### PROBLEM
Repeat the records below exactly, leaving out any pictures.

### MATERIAL SHOWN
╭──

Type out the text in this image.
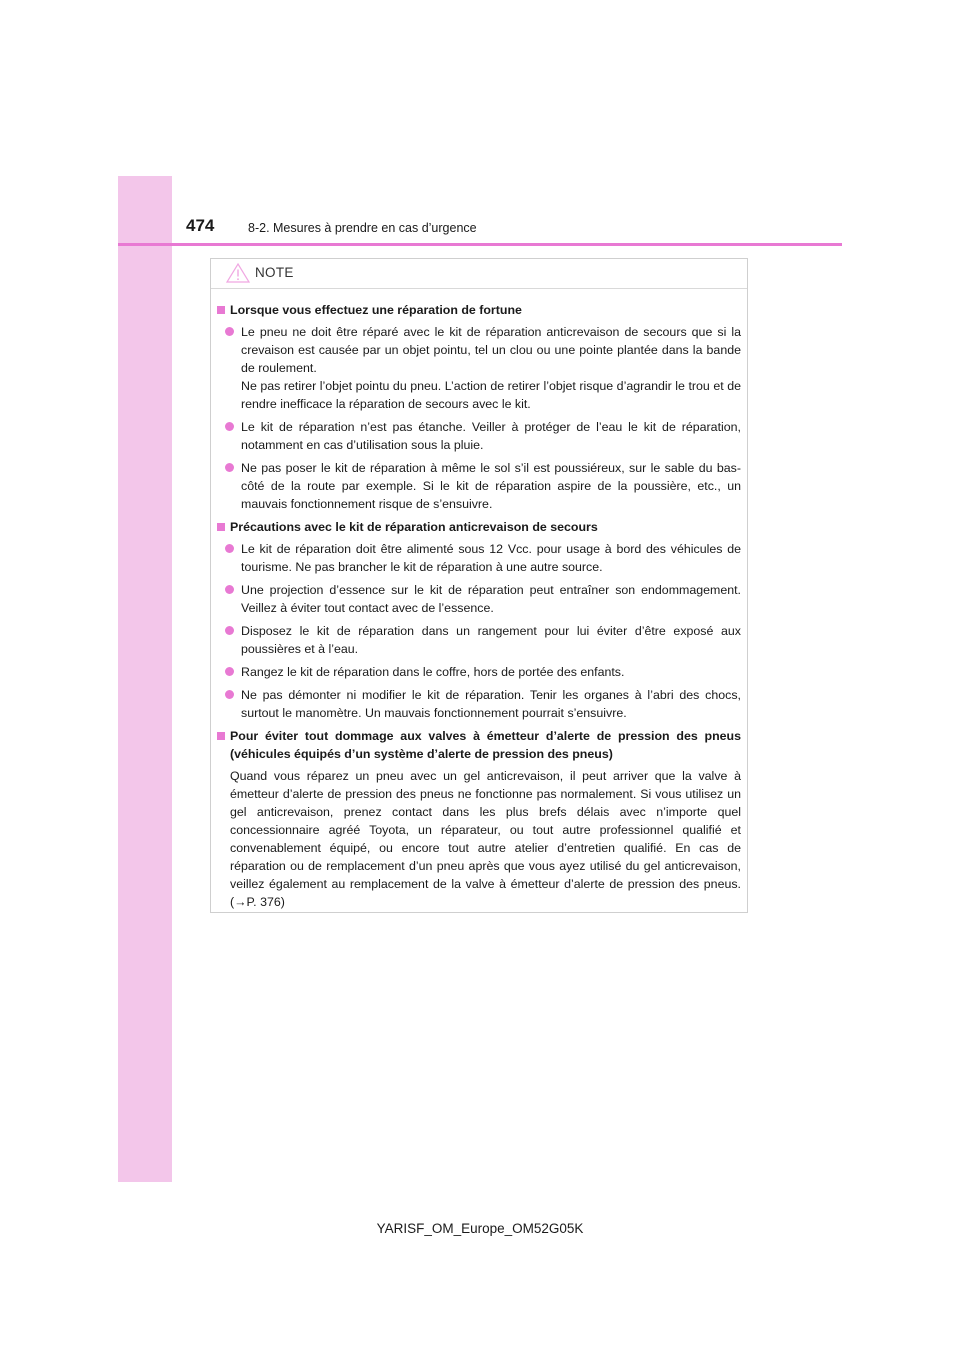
474	8-2. Mesures à prendre en cas d’urgence
NOTE
Lorsque vous effectuez une réparation de fortune
Le pneu ne doit être réparé avec le kit de réparation anticrevaison de secours que si la crevaison est causée par un objet pointu, tel un clou ou une pointe plantée dans la bande de roulement.
Ne pas retirer l’objet pointu du pneu. L’action de retirer l’objet risque d’agrandir le trou et de rendre inefficace la réparation de secours avec le kit.
Le kit de réparation n’est pas étanche. Veiller à protéger de l’eau le kit de réparation, notamment en cas d’utilisation sous la pluie.
Ne pas poser le kit de réparation à même le sol s’il est poussiéreux, sur le sable du bas-côté de la route par exemple. Si le kit de réparation aspire de la poussière, etc., un mauvais fonctionnement risque de s’ensuivre.
Précautions avec le kit de réparation anticrevaison de secours
Le kit de réparation doit être alimenté sous 12 Vcc. pour usage à bord des véhicules de tourisme. Ne pas brancher le kit de réparation à une autre source.
Une projection d’essence sur le kit de réparation peut entraîner son endommagement. Veillez à éviter tout contact avec de l’essence.
Disposez le kit de réparation dans un rangement pour lui éviter d’être exposé aux poussières et à l’eau.
Rangez le kit de réparation dans le coffre, hors de portée des enfants.
Ne pas démonter ni modifier le kit de réparation. Tenir les organes à l’abri des chocs, surtout le manomètre. Un mauvais fonctionnement pourrait s’ensuivre.
Pour éviter tout dommage aux valves à émetteur d’alerte de pression des pneus (véhicules équipés d’un système d’alerte de pression des pneus)
Quand vous réparez un pneu avec un gel anticrevaison, il peut arriver que la valve à émetteur d’alerte de pression des pneus ne fonctionne pas normalement. Si vous utilisez un gel anticrevaison, prenez contact dans les plus brefs délais avec n’importe quel concessionnaire agréé Toyota, un réparateur, ou tout autre professionnel qualifié et convenablement équipé, ou encore tout autre atelier d’entretien qualifié. En cas de réparation ou de remplacement d’un pneu après que vous ayez utilisé du gel anticrevaison, veillez également au remplacement de la valve à émetteur d’alerte de pression des pneus. (→P. 376)
YARISF_OM_Europe_OM52G05K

╰──

### REPLY TO THE EXERCISE
Type out the text in this image.
474	8-2. Mesures à prendre en cas d’urgence
NOTE
Lorsque vous effectuez une réparation de fortune
Le pneu ne doit être réparé avec le kit de réparation anticrevaison de secours que si la crevaison est causée par un objet pointu, tel un clou ou une pointe plantée dans la bande de roulement.
Ne pas retirer l’objet pointu du pneu. L’action de retirer l’objet risque d’agrandir le trou et de rendre inefficace la réparation de secours avec le kit.
Le kit de réparation n’est pas étanche. Veiller à protéger de l’eau le kit de réparation, notamment en cas d’utilisation sous la pluie.
Ne pas poser le kit de réparation à même le sol s’il est poussiéreux, sur le sable du bas-côté de la route par exemple. Si le kit de réparation aspire de la poussière, etc., un mauvais fonctionnement risque de s’ensuivre.
Précautions avec le kit de réparation anticrevaison de secours
Le kit de réparation doit être alimenté sous 12 Vcc. pour usage à bord des véhicules de tourisme. Ne pas brancher le kit de réparation à une autre source.
Une projection d’essence sur le kit de réparation peut entraîner son endommagement. Veillez à éviter tout contact avec de l’essence.
Disposez le kit de réparation dans un rangement pour lui éviter d’être exposé aux poussières et à l’eau.
Rangez le kit de réparation dans le coffre, hors de portée des enfants.
Ne pas démonter ni modifier le kit de réparation. Tenir les organes à l’abri des chocs, surtout le manomètre. Un mauvais fonctionnement pourrait s’ensuivre.
Pour éviter tout dommage aux valves à émetteur d’alerte de pression des pneus (véhicules équipés d’un système d’alerte de pression des pneus)
Quand vous réparez un pneu avec un gel anticrevaison, il peut arriver que la valve à émetteur d’alerte de pression des pneus ne fonctionne pas normalement. Si vous utilisez un gel anticrevaison, prenez contact dans les plus brefs délais avec n’importe quel concessionnaire agréé Toyota, un réparateur, ou tout autre professionnel qualifié et convenablement équipé, ou encore tout autre atelier d’entretien qualifié. En cas de réparation ou de remplacement d’un pneu après que vous ayez utilisé du gel anticrevaison, veillez également au remplacement de la valve à émetteur d’alerte de pression des pneus. (→P. 376)
YARISF_OM_Europe_OM52G05K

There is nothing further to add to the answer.